Write the listing out again, all of it, word for word.
** BEGIN DATA SUPPLIED **
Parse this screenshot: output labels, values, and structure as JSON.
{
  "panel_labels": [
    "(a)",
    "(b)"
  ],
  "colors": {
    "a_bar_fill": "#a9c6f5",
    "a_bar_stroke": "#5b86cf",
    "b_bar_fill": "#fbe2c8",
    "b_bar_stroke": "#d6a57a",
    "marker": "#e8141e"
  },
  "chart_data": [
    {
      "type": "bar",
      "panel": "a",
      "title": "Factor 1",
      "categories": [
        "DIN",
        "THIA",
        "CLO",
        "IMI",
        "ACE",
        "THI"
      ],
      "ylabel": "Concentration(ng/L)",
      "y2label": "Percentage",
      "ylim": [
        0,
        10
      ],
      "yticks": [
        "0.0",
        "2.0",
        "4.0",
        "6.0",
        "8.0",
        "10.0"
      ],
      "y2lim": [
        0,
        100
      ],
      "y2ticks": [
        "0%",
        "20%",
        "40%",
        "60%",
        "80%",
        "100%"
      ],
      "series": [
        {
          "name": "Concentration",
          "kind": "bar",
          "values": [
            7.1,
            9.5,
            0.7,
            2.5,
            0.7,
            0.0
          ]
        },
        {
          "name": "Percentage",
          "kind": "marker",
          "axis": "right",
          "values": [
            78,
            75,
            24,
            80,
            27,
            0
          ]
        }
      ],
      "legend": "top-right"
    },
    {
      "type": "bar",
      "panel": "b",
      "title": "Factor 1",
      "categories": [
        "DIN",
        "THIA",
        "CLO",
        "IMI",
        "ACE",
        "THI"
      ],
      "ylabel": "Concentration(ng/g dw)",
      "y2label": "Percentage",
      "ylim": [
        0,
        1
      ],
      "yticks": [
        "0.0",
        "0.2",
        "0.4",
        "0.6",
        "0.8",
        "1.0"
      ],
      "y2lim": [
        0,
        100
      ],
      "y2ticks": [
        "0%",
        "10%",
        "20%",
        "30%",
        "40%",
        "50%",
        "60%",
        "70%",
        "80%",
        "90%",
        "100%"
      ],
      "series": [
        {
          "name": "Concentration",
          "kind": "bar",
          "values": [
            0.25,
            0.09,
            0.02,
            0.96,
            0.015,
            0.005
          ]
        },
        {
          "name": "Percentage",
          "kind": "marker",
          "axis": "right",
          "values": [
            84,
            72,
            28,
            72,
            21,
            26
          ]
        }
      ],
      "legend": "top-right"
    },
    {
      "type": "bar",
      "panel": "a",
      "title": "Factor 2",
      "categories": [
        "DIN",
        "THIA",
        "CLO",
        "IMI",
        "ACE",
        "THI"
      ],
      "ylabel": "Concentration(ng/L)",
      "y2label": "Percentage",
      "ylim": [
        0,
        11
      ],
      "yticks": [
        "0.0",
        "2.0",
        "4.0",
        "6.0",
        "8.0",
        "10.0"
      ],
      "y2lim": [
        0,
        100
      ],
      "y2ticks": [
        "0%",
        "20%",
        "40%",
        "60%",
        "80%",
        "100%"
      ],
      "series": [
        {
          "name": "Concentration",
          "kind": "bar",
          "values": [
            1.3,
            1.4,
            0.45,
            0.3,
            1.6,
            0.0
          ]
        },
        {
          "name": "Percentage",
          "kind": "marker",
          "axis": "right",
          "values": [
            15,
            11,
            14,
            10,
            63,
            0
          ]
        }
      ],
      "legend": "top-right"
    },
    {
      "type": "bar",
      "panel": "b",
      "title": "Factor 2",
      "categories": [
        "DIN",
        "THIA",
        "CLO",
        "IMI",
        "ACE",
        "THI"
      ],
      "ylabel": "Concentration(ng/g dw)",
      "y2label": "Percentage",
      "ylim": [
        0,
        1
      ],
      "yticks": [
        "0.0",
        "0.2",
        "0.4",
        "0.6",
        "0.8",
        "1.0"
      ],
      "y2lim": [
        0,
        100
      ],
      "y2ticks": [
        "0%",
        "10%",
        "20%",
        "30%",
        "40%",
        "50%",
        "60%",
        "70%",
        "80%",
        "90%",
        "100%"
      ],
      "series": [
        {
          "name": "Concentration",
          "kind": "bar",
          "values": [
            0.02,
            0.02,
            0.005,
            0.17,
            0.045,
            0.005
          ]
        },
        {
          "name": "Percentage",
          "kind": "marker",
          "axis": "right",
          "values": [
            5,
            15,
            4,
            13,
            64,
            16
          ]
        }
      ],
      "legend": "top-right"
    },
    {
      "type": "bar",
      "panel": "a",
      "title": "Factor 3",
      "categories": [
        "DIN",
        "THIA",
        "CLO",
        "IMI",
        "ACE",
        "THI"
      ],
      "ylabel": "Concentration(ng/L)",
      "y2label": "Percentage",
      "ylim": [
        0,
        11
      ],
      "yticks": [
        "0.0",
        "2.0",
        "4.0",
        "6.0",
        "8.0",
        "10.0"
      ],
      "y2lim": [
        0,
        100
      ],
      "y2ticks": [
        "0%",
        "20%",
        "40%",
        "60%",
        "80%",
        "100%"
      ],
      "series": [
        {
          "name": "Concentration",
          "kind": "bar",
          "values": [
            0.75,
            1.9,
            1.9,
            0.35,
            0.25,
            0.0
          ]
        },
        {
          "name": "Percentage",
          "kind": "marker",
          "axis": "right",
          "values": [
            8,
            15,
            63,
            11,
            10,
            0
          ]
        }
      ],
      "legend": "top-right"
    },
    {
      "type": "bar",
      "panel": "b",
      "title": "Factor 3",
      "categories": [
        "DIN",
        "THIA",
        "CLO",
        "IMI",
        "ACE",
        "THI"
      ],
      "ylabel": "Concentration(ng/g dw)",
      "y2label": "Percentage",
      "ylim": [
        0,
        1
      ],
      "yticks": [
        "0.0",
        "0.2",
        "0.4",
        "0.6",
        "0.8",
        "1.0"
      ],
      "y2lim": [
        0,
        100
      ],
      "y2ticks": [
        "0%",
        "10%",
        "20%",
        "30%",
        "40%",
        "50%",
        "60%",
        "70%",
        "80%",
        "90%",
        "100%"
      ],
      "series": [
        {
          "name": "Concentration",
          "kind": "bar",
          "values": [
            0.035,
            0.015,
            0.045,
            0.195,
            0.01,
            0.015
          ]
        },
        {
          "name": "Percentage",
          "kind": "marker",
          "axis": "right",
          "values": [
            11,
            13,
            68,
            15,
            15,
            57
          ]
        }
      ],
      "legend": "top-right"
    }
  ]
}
** END DATA SUPPLIED **
§ WRITTEN ANSWER:
Parse this screenshot: output labels, values, and structure as JSON.
{
  "panel_labels": [
    "(a)",
    "(b)"
  ],
  "colors": {
    "a_bar_fill": "#a9c6f5",
    "a_bar_stroke": "#5b86cf",
    "b_bar_fill": "#fbe2c8",
    "b_bar_stroke": "#d6a57a",
    "marker": "#e8141e"
  },
  "chart_data": [
    {
      "type": "bar",
      "panel": "a",
      "title": "Factor 1",
      "categories": [
        "DIN",
        "THIA",
        "CLO",
        "IMI",
        "ACE",
        "THI"
      ],
      "ylabel": "Concentration(ng/L)",
      "y2label": "Percentage",
      "ylim": [
        0,
        10
      ],
      "yticks": [
        "0.0",
        "2.0",
        "4.0",
        "6.0",
        "8.0",
        "10.0"
      ],
      "y2lim": [
        0,
        100
      ],
      "y2ticks": [
        "0%",
        "20%",
        "40%",
        "60%",
        "80%",
        "100%"
      ],
      "series": [
        {
          "name": "Concentration",
          "kind": "bar",
          "values": [
            7.1,
            9.5,
            0.7,
            2.5,
            0.7,
            0.0
          ]
        },
        {
          "name": "Percentage",
          "kind": "marker",
          "axis": "right",
          "values": [
            78,
            75,
            24,
            80,
            27,
            0
          ]
        }
      ],
      "legend": "top-right"
    },
    {
      "type": "bar",
      "panel": "b",
      "title": "Factor 1",
      "categories": [
        "DIN",
        "THIA",
        "CLO",
        "IMI",
        "ACE",
        "THI"
      ],
      "ylabel": "Concentration(ng/g dw)",
      "y2label": "Percentage",
      "ylim": [
        0,
        1
      ],
      "yticks": [
        "0.0",
        "0.2",
        "0.4",
        "0.6",
        "0.8",
        "1.0"
      ],
      "y2lim": [
        0,
        100
      ],
      "y2ticks": [
        "0%",
        "10%",
        "20%",
        "30%",
        "40%",
        "50%",
        "60%",
        "70%",
        "80%",
        "90%",
        "100%"
      ],
      "series": [
        {
          "name": "Concentration",
          "kind": "bar",
          "values": [
            0.25,
            0.09,
            0.02,
            0.96,
            0.015,
            0.005
          ]
        },
        {
          "name": "Percentage",
          "kind": "marker",
          "axis": "right",
          "values": [
            84,
            72,
            28,
            72,
            21,
            26
          ]
        }
      ],
      "legend": "top-right"
    },
    {
      "type": "bar",
      "panel": "a",
      "title": "Factor 2",
      "categories": [
        "DIN",
        "THIA",
        "CLO",
        "IMI",
        "ACE",
        "THI"
      ],
      "ylabel": "Concentration(ng/L)",
      "y2label": "Percentage",
      "ylim": [
        0,
        11
      ],
      "yticks": [
        "0.0",
        "2.0",
        "4.0",
        "6.0",
        "8.0",
        "10.0"
      ],
      "y2lim": [
        0,
        100
      ],
      "y2ticks": [
        "0%",
        "20%",
        "40%",
        "60%",
        "80%",
        "100%"
      ],
      "series": [
        {
          "name": "Concentration",
          "kind": "bar",
          "values": [
            1.3,
            1.4,
            0.45,
            0.3,
            1.6,
            0.0
          ]
        },
        {
          "name": "Percentage",
          "kind": "marker",
          "axis": "right",
          "values": [
            15,
            11,
            14,
            10,
            63,
            0
          ]
        }
      ],
      "legend": "top-right"
    },
    {
      "type": "bar",
      "panel": "b",
      "title": "Factor 2",
      "categories": [
        "DIN",
        "THIA",
        "CLO",
        "IMI",
        "ACE",
        "THI"
      ],
      "ylabel": "Concentration(ng/g dw)",
      "y2label": "Percentage",
      "ylim": [
        0,
        1
      ],
      "yticks": [
        "0.0",
        "0.2",
        "0.4",
        "0.6",
        "0.8",
        "1.0"
      ],
      "y2lim": [
        0,
        100
      ],
      "y2ticks": [
        "0%",
        "10%",
        "20%",
        "30%",
        "40%",
        "50%",
        "60%",
        "70%",
        "80%",
        "90%",
        "100%"
      ],
      "series": [
        {
          "name": "Concentration",
          "kind": "bar",
          "values": [
            0.02,
            0.02,
            0.005,
            0.17,
            0.045,
            0.005
          ]
        },
        {
          "name": "Percentage",
          "kind": "marker",
          "axis": "right",
          "values": [
            5,
            15,
            4,
            13,
            64,
            16
          ]
        }
      ],
      "legend": "top-right"
    },
    {
      "type": "bar",
      "panel": "a",
      "title": "Factor 3",
      "categories": [
        "DIN",
        "THIA",
        "CLO",
        "IMI",
        "ACE",
        "THI"
      ],
      "ylabel": "Concentration(ng/L)",
      "y2label": "Percentage",
      "ylim": [
        0,
        11
      ],
      "yticks": [
        "0.0",
        "2.0",
        "4.0",
        "6.0",
        "8.0",
        "10.0"
      ],
      "y2lim": [
        0,
        100
      ],
      "y2ticks": [
        "0%",
        "20%",
        "40%",
        "60%",
        "80%",
        "100%"
      ],
      "series": [
        {
          "name": "Concentration",
          "kind": "bar",
          "values": [
            0.75,
            1.9,
            1.9,
            0.35,
            0.25,
            0.0
          ]
        },
        {
          "name": "Percentage",
          "kind": "marker",
          "axis": "right",
          "values": [
            8,
            15,
            63,
            11,
            10,
            0
          ]
        }
      ],
      "legend": "top-right"
    },
    {
      "type": "bar",
      "panel": "b",
      "title": "Factor 3",
      "categories": [
        "DIN",
        "THIA",
        "CLO",
        "IMI",
        "ACE",
        "THI"
      ],
      "ylabel": "Concentration(ng/g dw)",
      "y2label": "Percentage",
      "ylim": [
        0,
        1
      ],
      "yticks": [
        "0.0",
        "0.2",
        "0.4",
        "0.6",
        "0.8",
        "1.0"
      ],
      "y2lim": [
        0,
        100
      ],
      "y2ticks": [
        "0%",
        "10%",
        "20%",
        "30%",
        "40%",
        "50%",
        "60%",
        "70%",
        "80%",
        "90%",
        "100%"
      ],
      "series": [
        {
          "name": "Concentration",
          "kind": "bar",
          "values": [
            0.035,
            0.015,
            0.045,
            0.195,
            0.01,
            0.015
          ]
        },
        {
          "name": "Percentage",
          "kind": "marker",
          "axis": "right",
          "values": [
            11,
            13,
            68,
            15,
            15,
            57
          ]
        }
      ],
      "legend": "top-right"
    }
  ]
}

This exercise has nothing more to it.